* [EXERCISE AIM]
Continue the R-help post about combining two factors into one unique factor from the point where it stops.

# [R] How to create unique factor from two factors? + Boostrap Q

Peter Dalgaard p.dalgaard at biostat.ku.dk
Sun Nov 9 22:55:58 CET 2003

Prof Brian Ripley <ripley at stats.ox.ac.uk> writes:

> Well, it is one of those things
>
> -- it works in R but not in S
> -- it appears in the examples for help(":") but is not otherwise mentioned
>    on the help page (why?)
> -- it does not give a numerical list of combinations, as asked for
> -- it does give unused levels, which in this application is disastrous.
>
> so I at least do not find it `easier'.
>
> > a <- factor(letters)[1:6]
> > b <- factor(rep(letters[1:3], each=2))
> > a:b
> [1] a:a b:a c:b d:b e:c f:c
> 78 Levels: a:a a:b a:c b:a b:b b:c c:a c:b c:c d:a d:b d:c e:a e:b e:c ...

* [EXTRACTED DATA]
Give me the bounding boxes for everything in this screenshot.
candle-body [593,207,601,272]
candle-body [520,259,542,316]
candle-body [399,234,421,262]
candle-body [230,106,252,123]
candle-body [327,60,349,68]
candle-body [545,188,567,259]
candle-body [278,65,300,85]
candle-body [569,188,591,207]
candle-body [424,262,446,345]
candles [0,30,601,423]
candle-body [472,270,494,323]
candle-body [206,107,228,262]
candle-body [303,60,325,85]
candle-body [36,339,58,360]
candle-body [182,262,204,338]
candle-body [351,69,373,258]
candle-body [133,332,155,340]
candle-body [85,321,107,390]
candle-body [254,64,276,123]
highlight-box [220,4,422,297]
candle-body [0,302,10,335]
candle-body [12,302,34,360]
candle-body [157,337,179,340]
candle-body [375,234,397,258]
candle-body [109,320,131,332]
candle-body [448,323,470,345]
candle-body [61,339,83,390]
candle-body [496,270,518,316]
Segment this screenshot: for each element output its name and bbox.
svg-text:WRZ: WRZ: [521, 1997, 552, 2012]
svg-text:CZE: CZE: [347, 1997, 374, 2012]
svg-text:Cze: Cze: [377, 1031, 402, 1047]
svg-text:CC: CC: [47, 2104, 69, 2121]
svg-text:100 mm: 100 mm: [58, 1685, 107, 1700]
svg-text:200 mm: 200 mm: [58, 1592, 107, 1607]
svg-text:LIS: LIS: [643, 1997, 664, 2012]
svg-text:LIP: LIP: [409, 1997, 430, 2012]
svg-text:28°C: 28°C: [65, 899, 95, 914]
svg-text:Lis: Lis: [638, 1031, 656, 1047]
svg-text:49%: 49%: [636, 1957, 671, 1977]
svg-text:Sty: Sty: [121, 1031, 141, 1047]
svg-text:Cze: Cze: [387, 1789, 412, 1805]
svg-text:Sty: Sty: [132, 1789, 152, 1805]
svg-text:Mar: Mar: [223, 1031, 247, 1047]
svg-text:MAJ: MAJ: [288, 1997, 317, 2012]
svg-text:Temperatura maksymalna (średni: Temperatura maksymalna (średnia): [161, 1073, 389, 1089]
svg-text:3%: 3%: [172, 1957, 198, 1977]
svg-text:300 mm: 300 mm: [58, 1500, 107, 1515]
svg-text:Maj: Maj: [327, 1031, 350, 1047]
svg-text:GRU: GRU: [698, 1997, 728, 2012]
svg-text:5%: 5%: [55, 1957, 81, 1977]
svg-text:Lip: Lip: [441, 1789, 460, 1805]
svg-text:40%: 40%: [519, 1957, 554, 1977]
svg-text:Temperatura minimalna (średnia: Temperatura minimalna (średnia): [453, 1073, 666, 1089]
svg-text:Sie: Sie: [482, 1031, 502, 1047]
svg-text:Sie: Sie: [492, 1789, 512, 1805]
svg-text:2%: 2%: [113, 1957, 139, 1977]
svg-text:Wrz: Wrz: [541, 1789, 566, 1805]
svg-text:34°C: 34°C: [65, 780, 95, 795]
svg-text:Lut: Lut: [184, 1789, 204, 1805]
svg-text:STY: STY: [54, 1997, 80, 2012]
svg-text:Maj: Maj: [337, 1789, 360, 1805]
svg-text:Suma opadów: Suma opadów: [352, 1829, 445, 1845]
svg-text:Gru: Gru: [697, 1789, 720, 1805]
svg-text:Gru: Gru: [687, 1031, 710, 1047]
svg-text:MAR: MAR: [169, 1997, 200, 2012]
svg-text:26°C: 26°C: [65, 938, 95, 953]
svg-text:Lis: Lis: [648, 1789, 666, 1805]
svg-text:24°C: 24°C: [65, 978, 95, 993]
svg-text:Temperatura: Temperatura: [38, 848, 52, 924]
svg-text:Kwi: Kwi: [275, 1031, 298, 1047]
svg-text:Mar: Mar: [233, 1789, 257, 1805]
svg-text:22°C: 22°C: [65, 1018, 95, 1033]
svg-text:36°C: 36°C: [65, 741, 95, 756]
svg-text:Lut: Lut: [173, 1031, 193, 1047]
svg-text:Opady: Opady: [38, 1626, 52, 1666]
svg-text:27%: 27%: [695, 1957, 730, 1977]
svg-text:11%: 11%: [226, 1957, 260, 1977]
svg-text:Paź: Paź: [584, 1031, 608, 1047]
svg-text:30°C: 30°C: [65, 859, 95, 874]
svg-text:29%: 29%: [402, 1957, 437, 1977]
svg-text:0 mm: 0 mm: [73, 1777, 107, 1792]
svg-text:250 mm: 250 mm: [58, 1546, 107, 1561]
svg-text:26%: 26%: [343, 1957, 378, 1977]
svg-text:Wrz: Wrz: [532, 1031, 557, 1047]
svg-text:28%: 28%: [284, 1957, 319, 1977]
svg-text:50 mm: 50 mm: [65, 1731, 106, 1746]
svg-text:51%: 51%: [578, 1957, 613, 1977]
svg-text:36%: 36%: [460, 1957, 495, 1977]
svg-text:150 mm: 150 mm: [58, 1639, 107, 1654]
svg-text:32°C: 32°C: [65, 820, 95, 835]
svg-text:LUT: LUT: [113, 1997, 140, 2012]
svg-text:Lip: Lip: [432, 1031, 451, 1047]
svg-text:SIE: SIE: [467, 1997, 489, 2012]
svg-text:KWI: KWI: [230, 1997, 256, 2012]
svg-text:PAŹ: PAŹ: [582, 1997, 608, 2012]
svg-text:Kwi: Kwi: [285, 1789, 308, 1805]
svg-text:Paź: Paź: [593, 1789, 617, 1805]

* [IN RESPONSE]
My preference is

> interaction(a,b,drop=TRUE)
[1] a.a b.a c.b d.b e.c f.c
Levels: a.a b.a c.b d.b e.c f.c

This is in Splus too, is documented, and has the possibility of
excluding unused levels. (I'm fairly sure, btw, that we decided to
standardize the :/. thing, but it seems to have been forgotten). It
doesn't give a numerically labeled result, but did Scott really want
that? (as.integer or levels(x) <- seq(along=levels(x)) will get you
there soon enough).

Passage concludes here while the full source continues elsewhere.